## AIM OF THE TASK
Repeat all entries exactly.

------------------------------------------------------------------------

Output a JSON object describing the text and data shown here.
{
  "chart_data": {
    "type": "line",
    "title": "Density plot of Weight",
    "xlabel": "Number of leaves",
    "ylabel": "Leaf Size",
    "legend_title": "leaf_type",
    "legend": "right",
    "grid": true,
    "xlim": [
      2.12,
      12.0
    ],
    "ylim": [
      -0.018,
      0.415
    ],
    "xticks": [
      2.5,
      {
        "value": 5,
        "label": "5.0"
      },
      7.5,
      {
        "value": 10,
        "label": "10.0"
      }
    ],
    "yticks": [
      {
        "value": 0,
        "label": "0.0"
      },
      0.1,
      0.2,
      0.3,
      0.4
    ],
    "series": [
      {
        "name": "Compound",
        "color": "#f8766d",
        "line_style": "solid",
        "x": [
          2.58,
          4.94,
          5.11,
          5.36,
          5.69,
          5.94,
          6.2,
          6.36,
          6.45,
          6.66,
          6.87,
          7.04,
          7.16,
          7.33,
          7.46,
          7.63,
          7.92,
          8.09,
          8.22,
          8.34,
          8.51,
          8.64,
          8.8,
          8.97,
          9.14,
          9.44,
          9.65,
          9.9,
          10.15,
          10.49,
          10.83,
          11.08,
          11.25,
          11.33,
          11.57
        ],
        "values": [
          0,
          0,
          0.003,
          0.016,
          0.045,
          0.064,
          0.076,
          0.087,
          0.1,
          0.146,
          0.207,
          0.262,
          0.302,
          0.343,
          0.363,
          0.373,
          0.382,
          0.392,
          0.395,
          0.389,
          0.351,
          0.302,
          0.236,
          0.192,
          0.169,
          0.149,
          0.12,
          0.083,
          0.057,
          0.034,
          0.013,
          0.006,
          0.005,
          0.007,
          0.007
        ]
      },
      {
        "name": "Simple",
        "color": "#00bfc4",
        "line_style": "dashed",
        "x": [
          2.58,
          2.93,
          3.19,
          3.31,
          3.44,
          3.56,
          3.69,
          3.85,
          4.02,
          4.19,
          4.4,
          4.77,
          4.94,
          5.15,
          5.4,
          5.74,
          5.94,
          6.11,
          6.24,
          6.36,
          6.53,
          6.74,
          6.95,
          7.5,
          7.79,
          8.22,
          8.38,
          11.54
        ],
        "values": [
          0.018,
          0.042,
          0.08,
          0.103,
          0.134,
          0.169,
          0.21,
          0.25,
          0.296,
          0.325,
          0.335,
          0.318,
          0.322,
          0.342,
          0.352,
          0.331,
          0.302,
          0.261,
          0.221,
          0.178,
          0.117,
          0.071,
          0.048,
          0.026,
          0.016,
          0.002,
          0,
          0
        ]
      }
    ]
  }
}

------------------------------------------------------------------------

## EXERCISE RESPONSE
Output a JSON object describing the text and data shown here.
{
  "chart_data": {
    "type": "line",
    "title": "Density plot of Weight",
    "xlabel": "Number of leaves",
    "ylabel": "Leaf Size",
    "legend_title": "leaf_type",
    "legend": "right",
    "grid": true,
    "xlim": [
      2.12,
      12.0
    ],
    "ylim": [
      -0.018,
      0.415
    ],
    "xticks": [
      2.5,
      {
        "value": 5,
        "label": "5.0"
      },
      7.5,
      {
        "value": 10,
        "label": "10.0"
      }
    ],
    "yticks": [
      {
        "value": 0,
        "label": "0.0"
      },
      0.1,
      0.2,
      0.3,
      0.4
    ],
    "series": [
      {
        "name": "Compound",
        "color": "#f8766d",
        "line_style": "solid",
        "x": [
          2.58,
          4.94,
          5.11,
          5.36,
          5.69,
          5.94,
          6.2,
          6.36,
          6.45,
          6.66,
          6.87,
          7.04,
          7.16,
          7.33,
          7.46,
          7.63,
          7.92,
          8.09,
          8.22,
          8.34,
          8.51,
          8.64,
          8.8,
          8.97,
          9.14,
          9.44,
          9.65,
          9.9,
          10.15,
          10.49,
          10.83,
          11.08,
          11.25,
          11.33,
          11.57
        ],
        "values": [
          0,
          0,
          0.003,
          0.016,
          0.045,
          0.064,
          0.076,
          0.087,
          0.1,
          0.146,
          0.207,
          0.262,
          0.302,
          0.343,
          0.363,
          0.373,
          0.382,
          0.392,
          0.395,
          0.389,
          0.351,
          0.302,
          0.236,
          0.192,
          0.169,
          0.149,
          0.12,
          0.083,
          0.057,
          0.034,
          0.013,
          0.006,
          0.005,
          0.007,
          0.007
        ]
      },
      {
        "name": "Simple",
        "color": "#00bfc4",
        "line_style": "dashed",
        "x": [
          2.58,
          2.93,
          3.19,
          3.31,
          3.44,
          3.56,
          3.69,
          3.85,
          4.02,
          4.19,
          4.4,
          4.77,
          4.94,
          5.15,
          5.4,
          5.74,
          5.94,
          6.11,
          6.24,
          6.36,
          6.53,
          6.74,
          6.95,
          7.5,
          7.79,
          8.22,
          8.38,
          11.54
        ],
        "values": [
          0.018,
          0.042,
          0.08,
          0.103,
          0.134,
          0.169,
          0.21,
          0.25,
          0.296,
          0.325,
          0.335,
          0.318,
          0.322,
          0.342,
          0.352,
          0.331,
          0.302,
          0.261,
          0.221,
          0.178,
          0.117,
          0.071,
          0.048,
          0.026,
          0.016,
          0.002,
          0,
          0
        ]
      }
    ]
  }
}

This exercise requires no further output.